"""
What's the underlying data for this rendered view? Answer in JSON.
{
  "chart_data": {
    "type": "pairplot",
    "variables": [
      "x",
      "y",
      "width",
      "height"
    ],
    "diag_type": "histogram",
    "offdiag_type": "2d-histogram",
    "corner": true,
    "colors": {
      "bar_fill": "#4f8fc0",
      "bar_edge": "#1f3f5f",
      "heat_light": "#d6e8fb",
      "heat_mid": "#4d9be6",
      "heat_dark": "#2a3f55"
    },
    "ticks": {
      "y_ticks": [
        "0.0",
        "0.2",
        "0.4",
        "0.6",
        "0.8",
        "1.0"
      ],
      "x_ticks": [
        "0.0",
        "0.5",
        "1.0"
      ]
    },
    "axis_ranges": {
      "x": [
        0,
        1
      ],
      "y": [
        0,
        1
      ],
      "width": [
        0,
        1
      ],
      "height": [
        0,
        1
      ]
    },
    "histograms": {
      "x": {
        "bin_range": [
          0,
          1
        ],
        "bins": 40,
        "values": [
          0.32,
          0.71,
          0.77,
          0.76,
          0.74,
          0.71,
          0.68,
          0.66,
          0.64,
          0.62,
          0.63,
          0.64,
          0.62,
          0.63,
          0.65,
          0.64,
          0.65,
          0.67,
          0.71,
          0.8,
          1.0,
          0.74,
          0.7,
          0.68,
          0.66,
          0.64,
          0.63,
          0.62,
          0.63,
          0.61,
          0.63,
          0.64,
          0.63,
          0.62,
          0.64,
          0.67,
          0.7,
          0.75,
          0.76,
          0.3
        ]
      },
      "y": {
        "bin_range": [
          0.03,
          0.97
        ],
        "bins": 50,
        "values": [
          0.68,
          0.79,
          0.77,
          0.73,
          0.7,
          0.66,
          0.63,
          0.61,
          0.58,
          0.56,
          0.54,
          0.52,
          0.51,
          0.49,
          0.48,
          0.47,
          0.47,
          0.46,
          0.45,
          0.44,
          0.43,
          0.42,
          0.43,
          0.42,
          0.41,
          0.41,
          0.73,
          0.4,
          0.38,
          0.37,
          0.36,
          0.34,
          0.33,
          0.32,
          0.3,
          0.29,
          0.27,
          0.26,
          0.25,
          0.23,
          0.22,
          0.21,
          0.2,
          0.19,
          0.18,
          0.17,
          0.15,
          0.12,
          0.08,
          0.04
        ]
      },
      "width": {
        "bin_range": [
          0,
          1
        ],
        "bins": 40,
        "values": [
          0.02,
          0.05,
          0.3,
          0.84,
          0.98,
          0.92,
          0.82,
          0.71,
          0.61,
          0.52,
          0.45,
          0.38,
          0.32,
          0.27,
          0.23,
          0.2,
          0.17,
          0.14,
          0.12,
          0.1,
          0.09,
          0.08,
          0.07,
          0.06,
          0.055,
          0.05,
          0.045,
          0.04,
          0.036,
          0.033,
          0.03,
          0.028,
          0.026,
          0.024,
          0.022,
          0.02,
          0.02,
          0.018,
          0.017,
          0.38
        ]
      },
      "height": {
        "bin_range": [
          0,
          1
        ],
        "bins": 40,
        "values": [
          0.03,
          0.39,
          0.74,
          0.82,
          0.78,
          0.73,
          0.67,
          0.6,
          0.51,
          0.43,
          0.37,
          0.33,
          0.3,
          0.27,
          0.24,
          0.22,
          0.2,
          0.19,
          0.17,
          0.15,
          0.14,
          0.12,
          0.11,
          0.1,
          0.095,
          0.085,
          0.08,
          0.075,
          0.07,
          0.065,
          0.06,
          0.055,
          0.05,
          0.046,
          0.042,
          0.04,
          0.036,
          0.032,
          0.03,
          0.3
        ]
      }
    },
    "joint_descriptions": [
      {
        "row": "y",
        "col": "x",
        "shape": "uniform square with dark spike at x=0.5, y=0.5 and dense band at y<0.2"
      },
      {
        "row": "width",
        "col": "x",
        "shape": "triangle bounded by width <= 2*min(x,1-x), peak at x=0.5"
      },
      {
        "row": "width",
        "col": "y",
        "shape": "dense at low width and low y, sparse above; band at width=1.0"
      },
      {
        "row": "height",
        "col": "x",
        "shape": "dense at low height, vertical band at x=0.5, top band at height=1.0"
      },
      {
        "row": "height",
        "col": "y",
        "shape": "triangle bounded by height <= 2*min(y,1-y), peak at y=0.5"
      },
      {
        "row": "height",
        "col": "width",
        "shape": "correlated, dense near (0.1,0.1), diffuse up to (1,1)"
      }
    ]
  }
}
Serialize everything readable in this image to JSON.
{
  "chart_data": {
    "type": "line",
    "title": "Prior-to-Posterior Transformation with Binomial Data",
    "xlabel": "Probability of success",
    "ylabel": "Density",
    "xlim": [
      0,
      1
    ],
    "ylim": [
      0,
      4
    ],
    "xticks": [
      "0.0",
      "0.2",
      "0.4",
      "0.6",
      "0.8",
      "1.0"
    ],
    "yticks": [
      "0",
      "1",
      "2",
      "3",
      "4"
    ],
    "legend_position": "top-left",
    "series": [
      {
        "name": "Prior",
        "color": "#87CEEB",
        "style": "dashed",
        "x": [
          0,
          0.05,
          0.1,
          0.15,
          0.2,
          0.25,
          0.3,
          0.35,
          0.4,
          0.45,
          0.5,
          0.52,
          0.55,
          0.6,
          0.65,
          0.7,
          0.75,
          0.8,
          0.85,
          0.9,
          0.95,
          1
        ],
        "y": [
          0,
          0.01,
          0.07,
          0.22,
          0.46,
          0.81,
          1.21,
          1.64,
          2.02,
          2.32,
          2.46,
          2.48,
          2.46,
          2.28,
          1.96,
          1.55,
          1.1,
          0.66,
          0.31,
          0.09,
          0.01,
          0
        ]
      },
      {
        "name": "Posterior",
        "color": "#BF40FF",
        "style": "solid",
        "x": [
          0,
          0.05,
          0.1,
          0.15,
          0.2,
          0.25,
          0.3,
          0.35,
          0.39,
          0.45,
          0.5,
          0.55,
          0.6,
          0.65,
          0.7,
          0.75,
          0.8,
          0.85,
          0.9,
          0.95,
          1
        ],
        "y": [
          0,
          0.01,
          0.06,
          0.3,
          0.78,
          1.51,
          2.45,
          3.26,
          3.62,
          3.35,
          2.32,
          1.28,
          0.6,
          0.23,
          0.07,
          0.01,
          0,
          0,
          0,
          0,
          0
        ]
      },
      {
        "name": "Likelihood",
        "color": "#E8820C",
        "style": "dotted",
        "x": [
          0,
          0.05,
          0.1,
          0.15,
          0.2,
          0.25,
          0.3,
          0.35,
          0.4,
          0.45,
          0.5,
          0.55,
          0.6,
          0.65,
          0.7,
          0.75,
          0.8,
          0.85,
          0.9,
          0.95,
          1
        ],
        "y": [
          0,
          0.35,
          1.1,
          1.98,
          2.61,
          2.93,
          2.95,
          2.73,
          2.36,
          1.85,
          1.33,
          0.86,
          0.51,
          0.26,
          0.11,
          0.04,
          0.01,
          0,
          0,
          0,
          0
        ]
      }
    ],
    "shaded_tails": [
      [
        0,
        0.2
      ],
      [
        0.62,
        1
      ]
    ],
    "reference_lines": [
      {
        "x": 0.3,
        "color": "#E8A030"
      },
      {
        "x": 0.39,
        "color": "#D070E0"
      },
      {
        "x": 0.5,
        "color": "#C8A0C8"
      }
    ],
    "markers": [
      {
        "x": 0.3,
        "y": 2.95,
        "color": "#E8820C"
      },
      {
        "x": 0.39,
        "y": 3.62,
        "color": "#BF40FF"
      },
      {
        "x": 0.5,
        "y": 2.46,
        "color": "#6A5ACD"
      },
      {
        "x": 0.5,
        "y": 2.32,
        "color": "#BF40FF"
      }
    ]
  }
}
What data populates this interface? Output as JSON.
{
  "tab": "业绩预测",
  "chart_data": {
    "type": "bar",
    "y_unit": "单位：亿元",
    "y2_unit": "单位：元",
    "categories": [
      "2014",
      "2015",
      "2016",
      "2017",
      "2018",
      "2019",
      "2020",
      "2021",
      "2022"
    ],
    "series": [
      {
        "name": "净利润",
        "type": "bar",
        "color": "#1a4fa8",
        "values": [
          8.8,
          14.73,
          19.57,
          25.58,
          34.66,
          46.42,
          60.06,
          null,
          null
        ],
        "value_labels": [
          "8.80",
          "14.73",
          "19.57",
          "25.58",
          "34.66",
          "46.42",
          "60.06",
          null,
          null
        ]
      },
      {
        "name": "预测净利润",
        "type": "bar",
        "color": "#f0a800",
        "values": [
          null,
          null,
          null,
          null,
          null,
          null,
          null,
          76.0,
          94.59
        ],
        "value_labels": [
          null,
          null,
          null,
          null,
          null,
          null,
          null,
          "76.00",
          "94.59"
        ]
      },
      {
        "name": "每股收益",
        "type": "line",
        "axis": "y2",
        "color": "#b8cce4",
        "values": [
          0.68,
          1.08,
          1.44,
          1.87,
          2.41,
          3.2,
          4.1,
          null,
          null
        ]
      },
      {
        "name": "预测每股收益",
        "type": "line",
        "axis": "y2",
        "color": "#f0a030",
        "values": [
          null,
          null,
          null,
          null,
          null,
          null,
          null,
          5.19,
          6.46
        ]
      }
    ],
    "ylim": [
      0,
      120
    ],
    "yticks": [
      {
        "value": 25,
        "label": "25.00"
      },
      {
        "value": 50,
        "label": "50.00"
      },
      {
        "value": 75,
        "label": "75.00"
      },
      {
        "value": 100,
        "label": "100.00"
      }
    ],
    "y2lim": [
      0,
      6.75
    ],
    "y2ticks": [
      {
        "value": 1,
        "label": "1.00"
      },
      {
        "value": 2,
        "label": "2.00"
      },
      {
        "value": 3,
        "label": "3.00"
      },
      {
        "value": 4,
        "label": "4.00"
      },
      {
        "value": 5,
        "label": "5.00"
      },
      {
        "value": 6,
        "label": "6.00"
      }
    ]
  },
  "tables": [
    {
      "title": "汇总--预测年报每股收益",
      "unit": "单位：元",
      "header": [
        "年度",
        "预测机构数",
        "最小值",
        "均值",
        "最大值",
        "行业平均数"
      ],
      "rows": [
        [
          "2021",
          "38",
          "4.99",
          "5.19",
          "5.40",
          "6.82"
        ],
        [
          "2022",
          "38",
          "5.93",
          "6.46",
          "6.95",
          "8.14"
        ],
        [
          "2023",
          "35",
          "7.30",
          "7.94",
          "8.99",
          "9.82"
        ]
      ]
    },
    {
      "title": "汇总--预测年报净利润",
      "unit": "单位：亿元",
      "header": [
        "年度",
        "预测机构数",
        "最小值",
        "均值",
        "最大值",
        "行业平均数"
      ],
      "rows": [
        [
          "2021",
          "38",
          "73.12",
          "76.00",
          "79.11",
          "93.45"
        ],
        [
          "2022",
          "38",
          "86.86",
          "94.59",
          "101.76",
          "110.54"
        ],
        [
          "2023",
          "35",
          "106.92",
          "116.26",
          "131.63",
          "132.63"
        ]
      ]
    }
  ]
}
"""
◆ Task prompt
Take every line from the data above that holds "with" and copy it out.

◆ Final answer
        "shape": "uniform square with dark spike at x=0.5, y=0.5 and dense band at y<0.2"
    "title": "Prior-to-Posterior Transformation with Binomial Data",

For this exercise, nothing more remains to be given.